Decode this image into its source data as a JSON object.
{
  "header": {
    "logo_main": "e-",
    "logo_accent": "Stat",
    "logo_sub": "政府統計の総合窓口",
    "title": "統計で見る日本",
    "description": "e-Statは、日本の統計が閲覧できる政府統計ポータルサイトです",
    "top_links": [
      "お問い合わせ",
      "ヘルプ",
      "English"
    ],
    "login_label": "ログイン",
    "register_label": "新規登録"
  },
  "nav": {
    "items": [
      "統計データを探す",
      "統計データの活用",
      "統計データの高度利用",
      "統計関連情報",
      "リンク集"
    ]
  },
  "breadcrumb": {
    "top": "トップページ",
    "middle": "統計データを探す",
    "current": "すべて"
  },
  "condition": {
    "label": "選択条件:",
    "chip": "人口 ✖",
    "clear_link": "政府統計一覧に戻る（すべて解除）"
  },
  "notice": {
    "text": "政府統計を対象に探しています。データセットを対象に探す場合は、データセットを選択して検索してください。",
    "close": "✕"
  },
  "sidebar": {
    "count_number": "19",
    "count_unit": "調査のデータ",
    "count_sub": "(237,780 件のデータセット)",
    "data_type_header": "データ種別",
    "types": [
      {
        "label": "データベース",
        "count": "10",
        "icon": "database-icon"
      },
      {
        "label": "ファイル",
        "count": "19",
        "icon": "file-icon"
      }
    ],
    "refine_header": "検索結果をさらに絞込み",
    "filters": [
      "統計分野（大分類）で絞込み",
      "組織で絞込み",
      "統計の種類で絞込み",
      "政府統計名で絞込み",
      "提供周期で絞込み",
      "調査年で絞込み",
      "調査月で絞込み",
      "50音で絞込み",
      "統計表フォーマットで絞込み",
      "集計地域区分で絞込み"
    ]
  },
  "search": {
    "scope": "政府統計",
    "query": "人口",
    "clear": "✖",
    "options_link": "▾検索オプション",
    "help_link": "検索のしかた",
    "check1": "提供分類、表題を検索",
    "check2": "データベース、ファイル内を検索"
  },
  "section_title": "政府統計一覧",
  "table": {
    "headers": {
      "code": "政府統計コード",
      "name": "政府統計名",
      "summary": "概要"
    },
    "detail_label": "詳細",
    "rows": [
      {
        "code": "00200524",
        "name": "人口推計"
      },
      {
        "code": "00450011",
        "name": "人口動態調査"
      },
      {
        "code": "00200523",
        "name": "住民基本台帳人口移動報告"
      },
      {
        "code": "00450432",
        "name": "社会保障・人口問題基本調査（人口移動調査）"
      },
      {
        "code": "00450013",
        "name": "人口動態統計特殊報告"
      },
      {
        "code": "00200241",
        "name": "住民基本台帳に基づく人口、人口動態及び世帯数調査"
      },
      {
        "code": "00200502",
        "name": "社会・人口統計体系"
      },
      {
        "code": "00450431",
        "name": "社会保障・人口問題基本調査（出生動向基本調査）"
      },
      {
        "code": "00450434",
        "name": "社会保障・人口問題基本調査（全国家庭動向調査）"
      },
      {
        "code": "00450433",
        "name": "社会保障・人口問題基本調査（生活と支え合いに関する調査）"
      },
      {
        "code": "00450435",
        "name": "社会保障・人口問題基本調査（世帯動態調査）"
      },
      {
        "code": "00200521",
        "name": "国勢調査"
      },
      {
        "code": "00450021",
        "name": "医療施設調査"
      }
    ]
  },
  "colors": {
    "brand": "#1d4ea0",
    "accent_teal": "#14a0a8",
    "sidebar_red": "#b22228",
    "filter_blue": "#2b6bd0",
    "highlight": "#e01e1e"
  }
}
● ● ●
* [TASK TO CARRY OUT]: Write out all of the records once more, exactly.

* [FINISHED ANSWER]:
Decode this image into its source data as a JSON object.
{
  "header": {
    "logo_main": "e-",
    "logo_accent": "Stat",
    "logo_sub": "政府統計の総合窓口",
    "title": "統計で見る日本",
    "description": "e-Statは、日本の統計が閲覧できる政府統計ポータルサイトです",
    "top_links": [
      "お問い合わせ",
      "ヘルプ",
      "English"
    ],
    "login_label": "ログイン",
    "register_label": "新規登録"
  },
  "nav": {
    "items": [
      "統計データを探す",
      "統計データの活用",
      "統計データの高度利用",
      "統計関連情報",
      "リンク集"
    ]
  },
  "breadcrumb": {
    "top": "トップページ",
    "middle": "統計データを探す",
    "current": "すべて"
  },
  "condition": {
    "label": "選択条件:",
    "chip": "人口 ✖",
    "clear_link": "政府統計一覧に戻る（すべて解除）"
  },
  "notice": {
    "text": "政府統計を対象に探しています。データセットを対象に探す場合は、データセットを選択して検索してください。",
    "close": "✕"
  },
  "sidebar": {
    "count_number": "19",
    "count_unit": "調査のデータ",
    "count_sub": "(237,780 件のデータセット)",
    "data_type_header": "データ種別",
    "types": [
      {
        "label": "データベース",
        "count": "10",
        "icon": "database-icon"
      },
      {
        "label": "ファイル",
        "count": "19",
        "icon": "file-icon"
      }
    ],
    "refine_header": "検索結果をさらに絞込み",
    "filters": [
      "統計分野（大分類）で絞込み",
      "組織で絞込み",
      "統計の種類で絞込み",
      "政府統計名で絞込み",
      "提供周期で絞込み",
      "調査年で絞込み",
      "調査月で絞込み",
      "50音で絞込み",
      "統計表フォーマットで絞込み",
      "集計地域区分で絞込み"
    ]
  },
  "search": {
    "scope": "政府統計",
    "query": "人口",
    "clear": "✖",
    "options_link": "▾検索オプション",
    "help_link": "検索のしかた",
    "check1": "提供分類、表題を検索",
    "check2": "データベース、ファイル内を検索"
  },
  "section_title": "政府統計一覧",
  "table": {
    "headers": {
      "code": "政府統計コード",
      "name": "政府統計名",
      "summary": "概要"
    },
    "detail_label": "詳細",
    "rows": [
      {
        "code": "00200524",
        "name": "人口推計"
      },
      {
        "code": "00450011",
        "name": "人口動態調査"
      },
      {
        "code": "00200523",
        "name": "住民基本台帳人口移動報告"
      },
      {
        "code": "00450432",
        "name": "社会保障・人口問題基本調査（人口移動調査）"
      },
      {
        "code": "00450013",
        "name": "人口動態統計特殊報告"
      },
      {
        "code": "00200241",
        "name": "住民基本台帳に基づく人口、人口動態及び世帯数調査"
      },
      {
        "code": "00200502",
        "name": "社会・人口統計体系"
      },
      {
        "code": "00450431",
        "name": "社会保障・人口問題基本調査（出生動向基本調査）"
      },
      {
        "code": "00450434",
        "name": "社会保障・人口問題基本調査（全国家庭動向調査）"
      },
      {
        "code": "00450433",
        "name": "社会保障・人口問題基本調査（生活と支え合いに関する調査）"
      },
      {
        "code": "00450435",
        "name": "社会保障・人口問題基本調査（世帯動態調査）"
      },
      {
        "code": "00200521",
        "name": "国勢調査"
      },
      {
        "code": "00450021",
        "name": "医療施設調査"
      }
    ]
  },
  "colors": {
    "brand": "#1d4ea0",
    "accent_teal": "#14a0a8",
    "sidebar_red": "#b22228",
    "filter_blue": "#2b6bd0",
    "highlight": "#e01e1e"
  }
}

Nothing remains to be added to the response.